STATED EXERCISE:
For the entries that follow, state how many lines include the word "arrow", giving the number and nothing else.

DATA FOR PROCESSING:

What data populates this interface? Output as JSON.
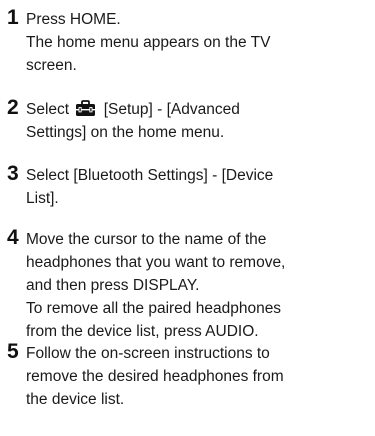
{
  "steps": [
    {
      "number": "1",
      "lines": [
        "Press HOME.",
        "The home menu appears on the TV",
        "screen."
      ]
    },
    {
      "number": "2",
      "lines_prefix": "Select",
      "lines_after_icon": "[Setup] - [Advanced",
      "lines": [
        "Settings] on the home menu."
      ],
      "icon": "toolbox-icon"
    },
    {
      "number": "3",
      "lines": [
        "Select [Bluetooth Settings] - [Device",
        "List]."
      ]
    },
    {
      "number": "4",
      "lines": [
        "Move the cursor to the name of the",
        "headphones that you want to remove,",
        "and then press DISPLAY.",
        "To remove all the paired headphones",
        "from the device list, press AUDIO."
      ]
    },
    {
      "number": "5",
      "lines": [
        "Follow the on-screen instructions to",
        "remove the desired headphones from",
        "the device list."
      ]
    }
  ]
}
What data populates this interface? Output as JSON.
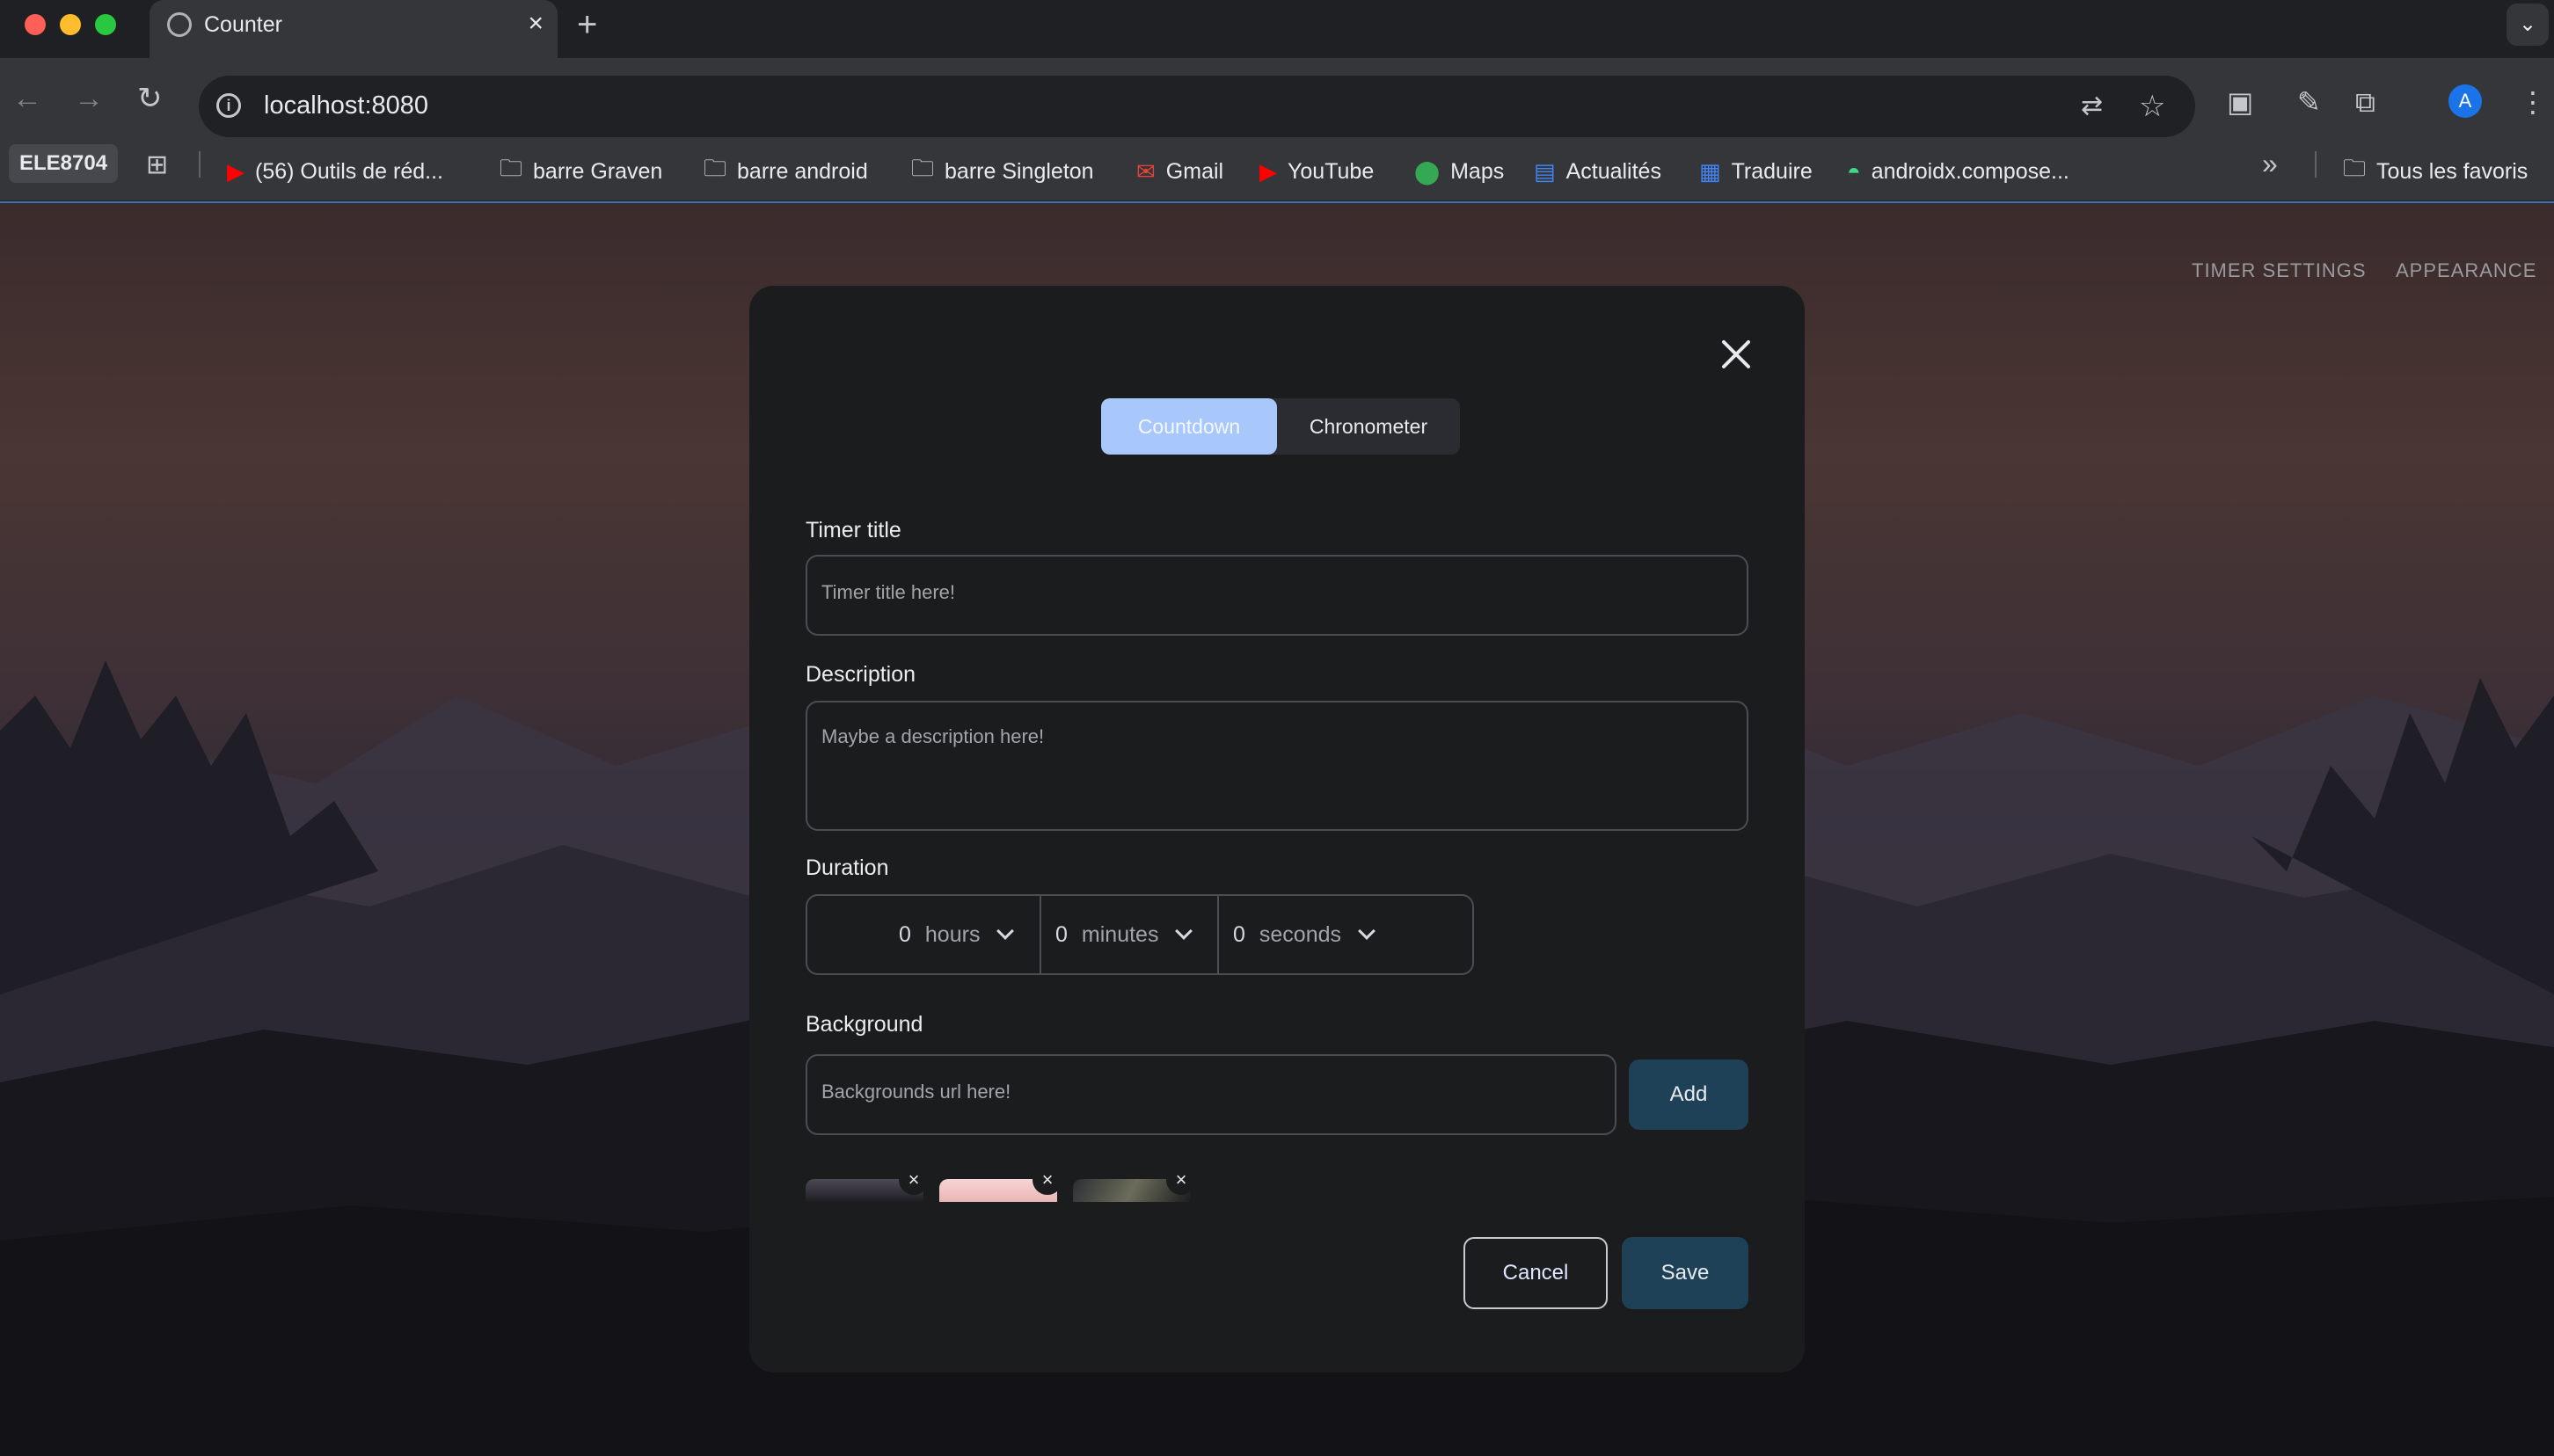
{
  "browser": {
    "tab_title": "Counter",
    "url": "localhost:8080",
    "profile_initial": "A",
    "bookmarks_profile": "ELE8704",
    "bookmarks": [
      {
        "label": "(56) Outils de réd...",
        "icon": "youtube-icon"
      },
      {
        "label": "barre Graven",
        "icon": "folder-icon"
      },
      {
        "label": "barre android",
        "icon": "folder-icon"
      },
      {
        "label": "barre Singleton",
        "icon": "folder-icon"
      },
      {
        "label": "Gmail",
        "icon": "gmail-icon"
      },
      {
        "label": "YouTube",
        "icon": "youtube-icon"
      },
      {
        "label": "Maps",
        "icon": "maps-icon"
      },
      {
        "label": "Actualités",
        "icon": "news-icon"
      },
      {
        "label": "Traduire",
        "icon": "translate-icon"
      },
      {
        "label": "androidx.compose...",
        "icon": "android-icon"
      }
    ],
    "all_bookmarks": "Tous les favoris"
  },
  "nav": {
    "timer_settings": "TIMER SETTINGS",
    "appearance": "APPEARANCE"
  },
  "modal": {
    "mode_tabs": [
      "Countdown",
      "Chronometer"
    ],
    "active_mode": "Countdown",
    "timer_title_label": "Timer title",
    "timer_title_placeholder": "Timer title here!",
    "description_label": "Description",
    "description_placeholder": "Maybe a description here!",
    "duration_label": "Duration",
    "duration": {
      "hours": {
        "value": "0",
        "unit": "hours"
      },
      "minutes": {
        "value": "0",
        "unit": "minutes"
      },
      "seconds": {
        "value": "0",
        "unit": "seconds"
      }
    },
    "background_label": "Background",
    "background_placeholder": "Backgrounds url here!",
    "add_label": "Add",
    "thumbnail_remove": "×",
    "cancel_label": "Cancel",
    "save_label": "Save"
  },
  "colors": {
    "accent_selected": "#a8c7fa",
    "primary_button": "#1e4158",
    "modal_bg": "#1b1c1e"
  }
}
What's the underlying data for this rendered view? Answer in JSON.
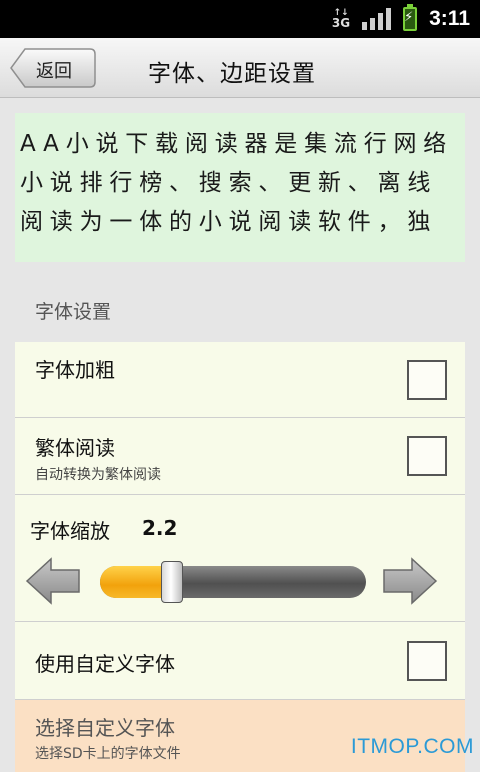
{
  "status_bar": {
    "network": "3G",
    "time": "3:11",
    "signal_bars": 4,
    "battery_charging": true
  },
  "title_bar": {
    "back_label": "返回",
    "title": "字体、边距设置"
  },
  "preview": {
    "text": "AA小说下载阅读器是集流行网络小说排行榜、搜索、更新、离线阅读为一体的小说阅读软件，独"
  },
  "settings": {
    "section_header": "字体设置",
    "bold": {
      "title": "字体加粗",
      "checked": false
    },
    "traditional": {
      "title": "繁体阅读",
      "subtitle": "自动转换为繁体阅读",
      "checked": false
    },
    "zoom": {
      "label": "字体缩放",
      "value": "2.2",
      "slider_fraction": 0.27
    },
    "custom_font": {
      "title": "使用自定义字体",
      "checked": false
    },
    "select_font": {
      "title": "选择自定义字体",
      "subtitle": "选择SD卡上的字体文件"
    }
  },
  "watermark": "ITMOP.COM",
  "colors": {
    "preview_bg": "#dff5dd",
    "row_bg": "#f8fbe9",
    "disabled_row_bg": "#fbe0c4",
    "slider_fill": "#f2a20c",
    "watermark": "#2b9ad6"
  }
}
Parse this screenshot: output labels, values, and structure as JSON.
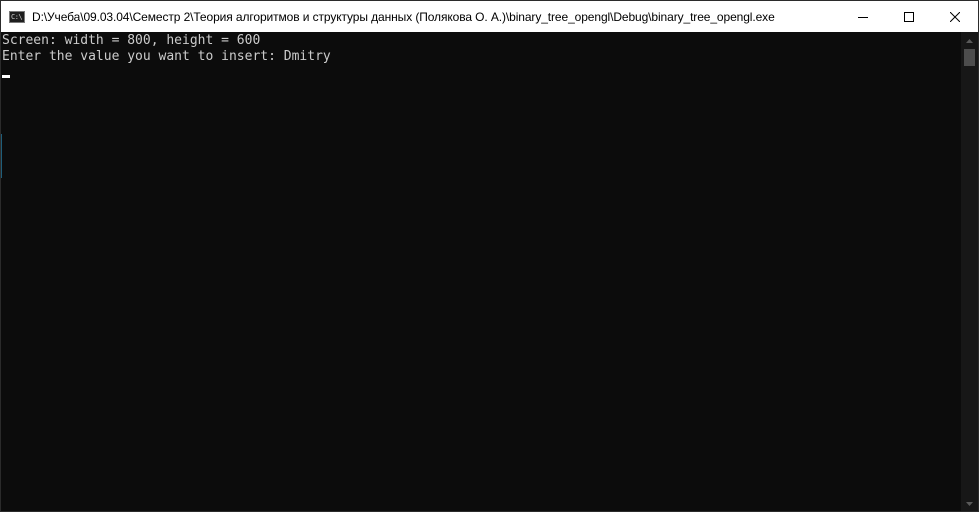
{
  "window": {
    "title": "D:\\Учеба\\09.03.04\\Семестр 2\\Теория алгоритмов и структуры данных (Полякова О. А.)\\binary_tree_opengl\\Debug\\binary_tree_opengl.exe",
    "icon_glyph": "C:\\",
    "icon": "console-app-icon",
    "controls": {
      "minimize": "minimize-icon",
      "maximize": "maximize-icon",
      "close": "close-icon"
    }
  },
  "console": {
    "lines": [
      "Screen: width = 800, height = 600",
      "Enter the value you want to insert: Dmitry"
    ],
    "text_color": "#cccccc",
    "background": "#0c0c0c"
  },
  "scrollbar": {
    "up_icon": "scroll-up-arrow-icon",
    "down_icon": "scroll-down-arrow-icon"
  }
}
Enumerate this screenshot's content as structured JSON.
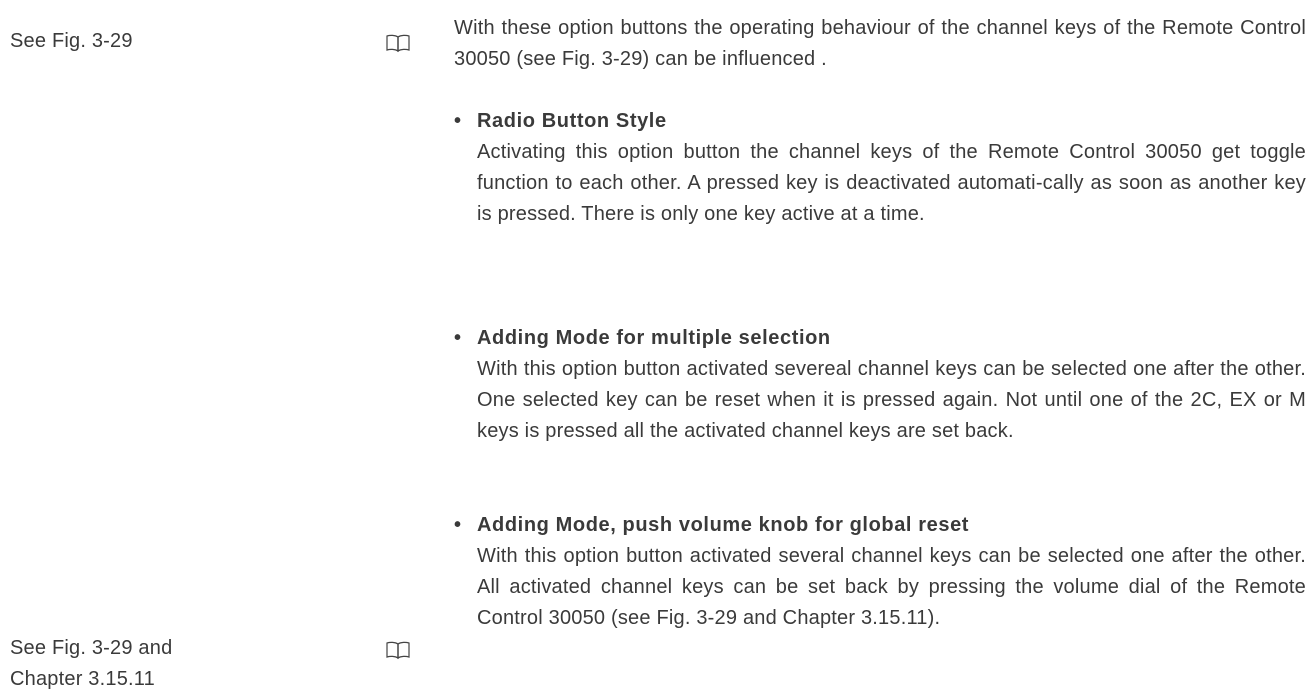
{
  "margin_notes": [
    {
      "lines": [
        "See Fig. 3-29"
      ]
    },
    {
      "lines": [
        "See Fig. 3-29 and",
        "Chapter 3.15.11"
      ]
    }
  ],
  "icons": [
    "book-icon",
    "book-icon"
  ],
  "intro": "With these option buttons the operating behaviour of the channel keys of the Remote Control 30050 (see Fig. 3-29) can be influenced .",
  "options": [
    {
      "bullet": "•",
      "title": "Radio Button Style",
      "body": "Activating this option button the channel keys of the Remote Control 30050 get toggle function to each other. A pressed key is deactivated automati-cally as soon as another key is pressed. There is only one key active at a time."
    },
    {
      "bullet": "•",
      "title": "Adding Mode for multiple selection",
      "body": "With this option button activated severeal channel keys can be selected one after the other. One selected key can be reset when it is pressed again. Not until one of the 2C, EX or M keys is pressed all the activated channel keys are set back."
    },
    {
      "bullet": "•",
      "title": "Adding Mode, push volume knob for global reset",
      "body": "With this option button activated several channel keys can be selected one after the other. All activated channel keys can be set back by pressing the volume dial of the Remote Control 30050 (see Fig. 3-29 and Chapter 3.15.11)."
    }
  ]
}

SOLUTION TO THE EXERCISE:
2